[start of Dataset records]

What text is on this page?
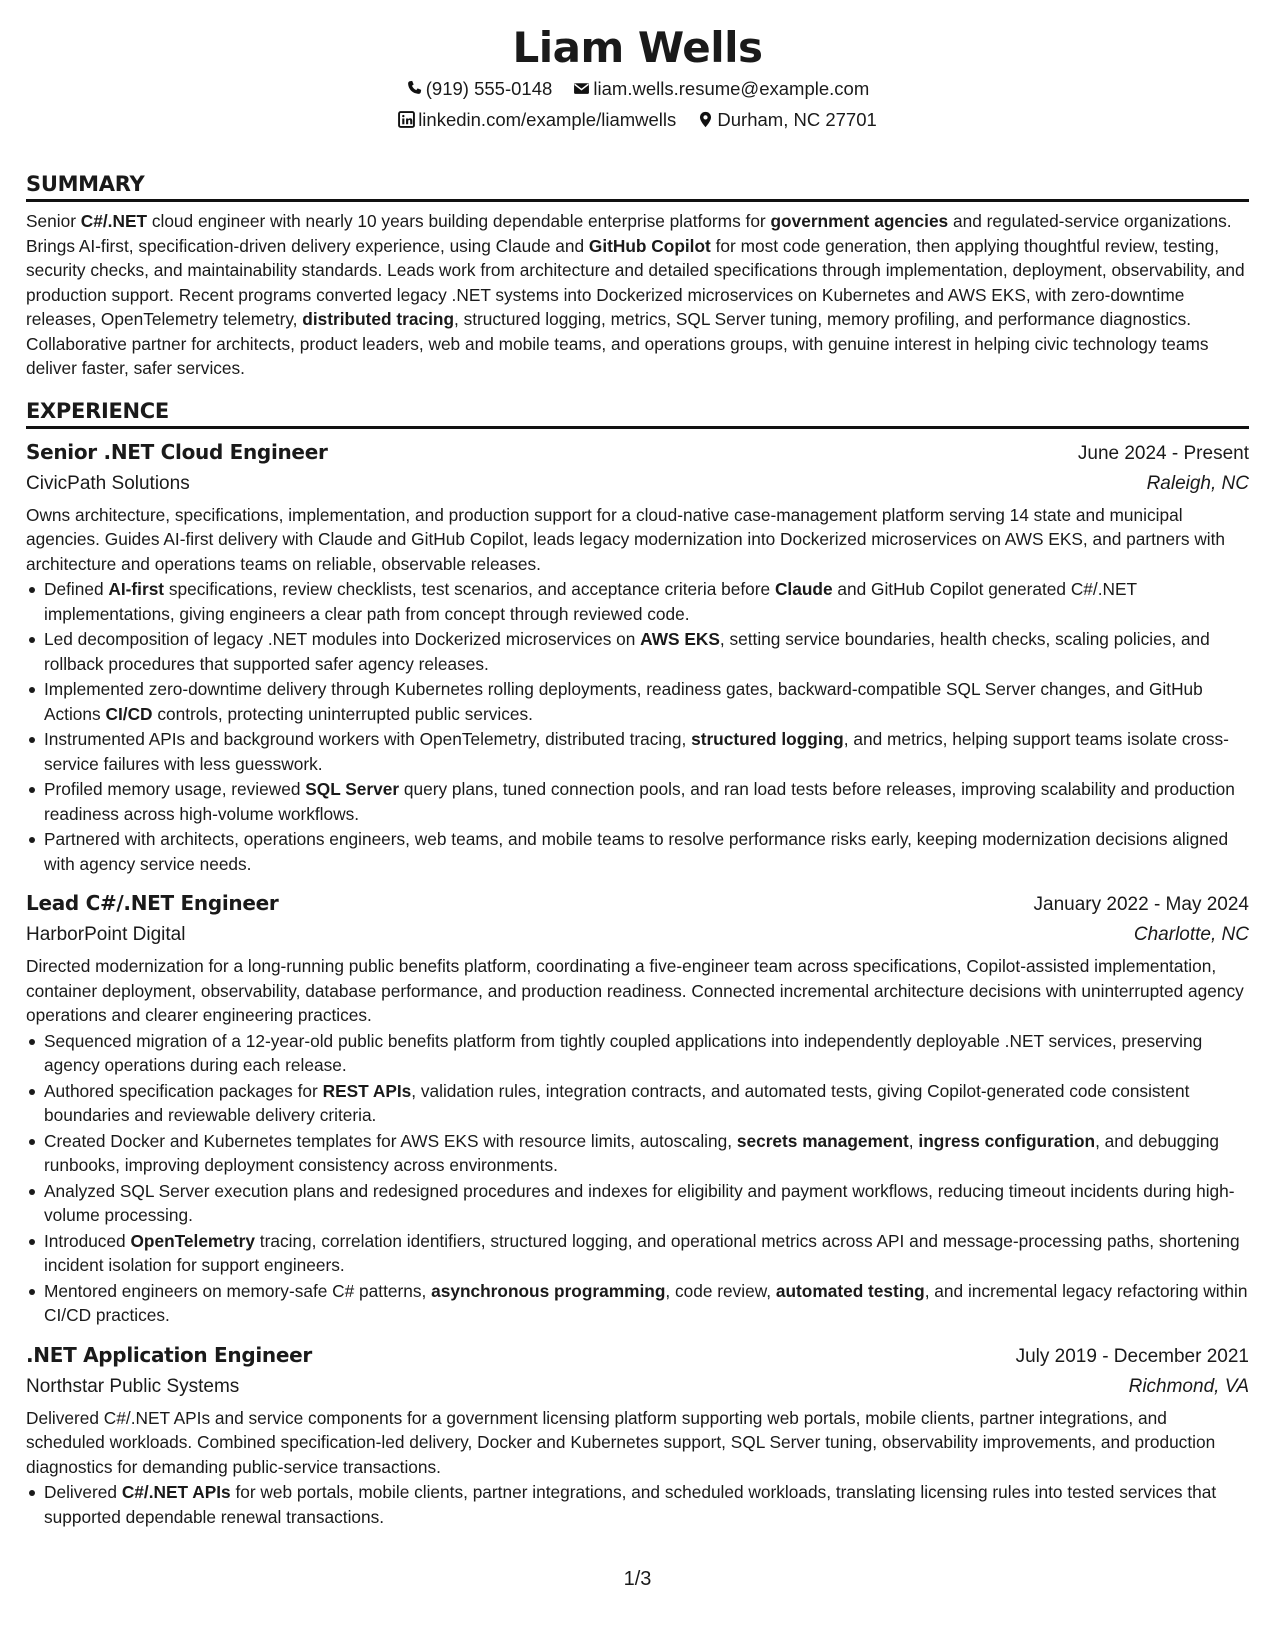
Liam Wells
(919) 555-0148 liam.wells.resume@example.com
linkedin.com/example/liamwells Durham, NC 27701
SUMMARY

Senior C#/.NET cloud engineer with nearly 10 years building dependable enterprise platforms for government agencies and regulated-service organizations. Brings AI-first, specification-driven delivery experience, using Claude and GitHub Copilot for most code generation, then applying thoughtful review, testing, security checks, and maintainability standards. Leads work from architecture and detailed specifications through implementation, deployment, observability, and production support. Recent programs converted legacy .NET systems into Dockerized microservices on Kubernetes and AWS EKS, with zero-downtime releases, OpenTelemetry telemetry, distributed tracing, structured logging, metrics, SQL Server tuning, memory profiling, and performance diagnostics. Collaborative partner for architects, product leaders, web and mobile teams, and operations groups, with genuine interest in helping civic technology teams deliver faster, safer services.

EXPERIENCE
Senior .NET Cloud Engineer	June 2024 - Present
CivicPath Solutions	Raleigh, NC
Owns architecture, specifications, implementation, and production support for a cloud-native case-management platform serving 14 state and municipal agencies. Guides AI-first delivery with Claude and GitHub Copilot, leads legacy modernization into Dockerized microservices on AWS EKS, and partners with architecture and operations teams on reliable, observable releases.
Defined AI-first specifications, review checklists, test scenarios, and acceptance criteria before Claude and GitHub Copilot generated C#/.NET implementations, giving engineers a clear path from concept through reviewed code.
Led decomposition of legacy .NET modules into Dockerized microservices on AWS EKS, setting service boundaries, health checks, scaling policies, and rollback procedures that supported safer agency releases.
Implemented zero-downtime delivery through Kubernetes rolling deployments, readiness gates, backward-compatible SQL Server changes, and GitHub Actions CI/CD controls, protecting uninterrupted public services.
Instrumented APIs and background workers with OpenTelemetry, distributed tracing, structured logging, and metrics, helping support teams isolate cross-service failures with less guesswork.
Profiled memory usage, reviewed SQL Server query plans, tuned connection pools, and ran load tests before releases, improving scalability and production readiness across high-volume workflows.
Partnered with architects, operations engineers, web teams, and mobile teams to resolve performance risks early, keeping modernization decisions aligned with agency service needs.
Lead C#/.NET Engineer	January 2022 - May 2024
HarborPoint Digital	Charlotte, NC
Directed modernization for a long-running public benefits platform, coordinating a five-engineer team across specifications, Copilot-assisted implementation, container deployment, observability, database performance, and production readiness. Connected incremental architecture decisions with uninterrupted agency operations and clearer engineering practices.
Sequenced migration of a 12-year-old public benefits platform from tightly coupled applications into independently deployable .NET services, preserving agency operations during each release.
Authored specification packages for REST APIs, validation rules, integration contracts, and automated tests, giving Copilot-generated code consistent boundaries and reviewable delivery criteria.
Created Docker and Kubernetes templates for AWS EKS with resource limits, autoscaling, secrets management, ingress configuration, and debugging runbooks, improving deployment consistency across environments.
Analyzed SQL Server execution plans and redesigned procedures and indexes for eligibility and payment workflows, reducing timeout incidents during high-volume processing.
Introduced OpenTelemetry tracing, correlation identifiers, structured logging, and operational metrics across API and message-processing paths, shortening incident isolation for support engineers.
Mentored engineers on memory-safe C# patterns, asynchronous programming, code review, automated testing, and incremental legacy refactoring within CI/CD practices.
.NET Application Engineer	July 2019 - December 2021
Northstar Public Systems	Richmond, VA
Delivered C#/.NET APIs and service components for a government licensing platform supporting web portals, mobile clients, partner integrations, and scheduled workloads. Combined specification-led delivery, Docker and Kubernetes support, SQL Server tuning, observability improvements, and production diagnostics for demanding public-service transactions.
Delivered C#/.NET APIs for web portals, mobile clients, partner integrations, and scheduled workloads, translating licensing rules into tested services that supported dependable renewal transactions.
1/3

[end of Dataset records]
[start of Dataset records]

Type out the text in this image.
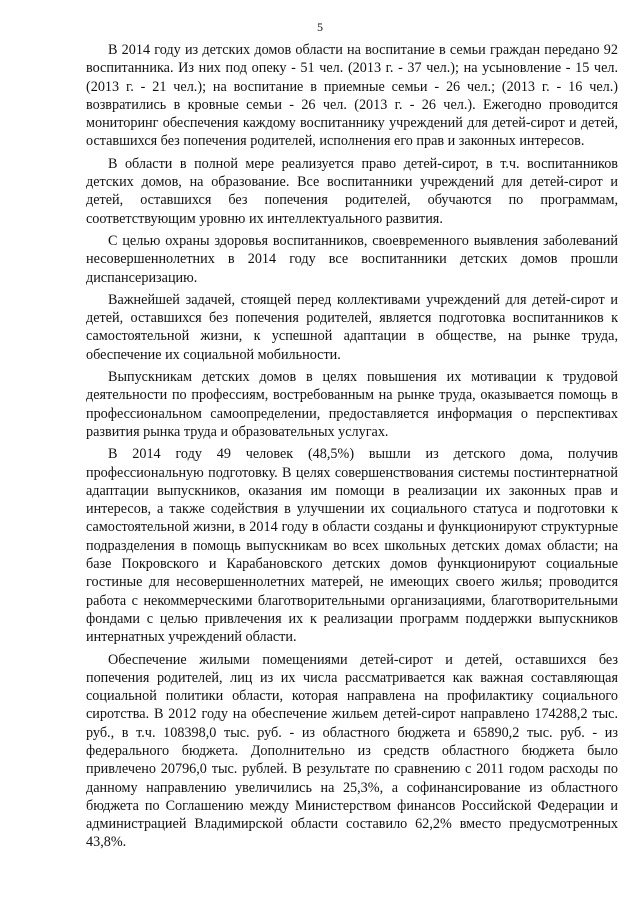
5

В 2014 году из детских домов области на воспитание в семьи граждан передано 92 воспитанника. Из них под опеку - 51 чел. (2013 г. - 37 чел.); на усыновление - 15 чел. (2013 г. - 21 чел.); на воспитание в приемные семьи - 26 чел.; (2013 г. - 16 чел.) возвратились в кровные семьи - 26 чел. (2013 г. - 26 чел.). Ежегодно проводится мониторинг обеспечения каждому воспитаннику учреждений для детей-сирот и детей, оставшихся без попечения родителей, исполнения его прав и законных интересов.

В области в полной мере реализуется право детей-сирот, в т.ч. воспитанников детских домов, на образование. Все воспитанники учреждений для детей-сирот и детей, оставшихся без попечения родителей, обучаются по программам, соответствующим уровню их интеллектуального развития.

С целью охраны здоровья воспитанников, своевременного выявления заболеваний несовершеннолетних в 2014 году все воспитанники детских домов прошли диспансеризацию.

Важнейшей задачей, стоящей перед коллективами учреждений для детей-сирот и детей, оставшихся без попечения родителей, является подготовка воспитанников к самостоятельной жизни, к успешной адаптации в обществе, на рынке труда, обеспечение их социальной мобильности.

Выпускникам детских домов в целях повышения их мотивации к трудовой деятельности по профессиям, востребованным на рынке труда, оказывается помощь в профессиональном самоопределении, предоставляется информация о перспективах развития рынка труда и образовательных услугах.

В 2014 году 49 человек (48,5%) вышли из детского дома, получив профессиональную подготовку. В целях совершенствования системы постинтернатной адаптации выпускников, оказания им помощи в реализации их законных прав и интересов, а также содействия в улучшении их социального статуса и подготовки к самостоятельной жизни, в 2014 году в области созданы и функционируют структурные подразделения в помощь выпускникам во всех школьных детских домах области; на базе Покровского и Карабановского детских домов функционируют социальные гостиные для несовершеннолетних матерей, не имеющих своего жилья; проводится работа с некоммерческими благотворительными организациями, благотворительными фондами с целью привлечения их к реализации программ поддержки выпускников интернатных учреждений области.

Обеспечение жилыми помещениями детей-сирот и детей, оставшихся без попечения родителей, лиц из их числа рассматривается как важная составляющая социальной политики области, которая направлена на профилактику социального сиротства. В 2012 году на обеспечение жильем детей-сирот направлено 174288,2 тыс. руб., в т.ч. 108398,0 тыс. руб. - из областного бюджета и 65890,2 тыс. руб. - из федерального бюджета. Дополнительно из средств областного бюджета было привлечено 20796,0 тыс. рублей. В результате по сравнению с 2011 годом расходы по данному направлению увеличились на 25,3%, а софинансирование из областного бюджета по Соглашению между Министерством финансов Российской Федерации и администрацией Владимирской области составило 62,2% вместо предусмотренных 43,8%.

[end of Dataset records]

▸ Task description:
For each line above that contains the word "this", copy that line.

▸ The output:
What text is on this page?
Type out the text in this image.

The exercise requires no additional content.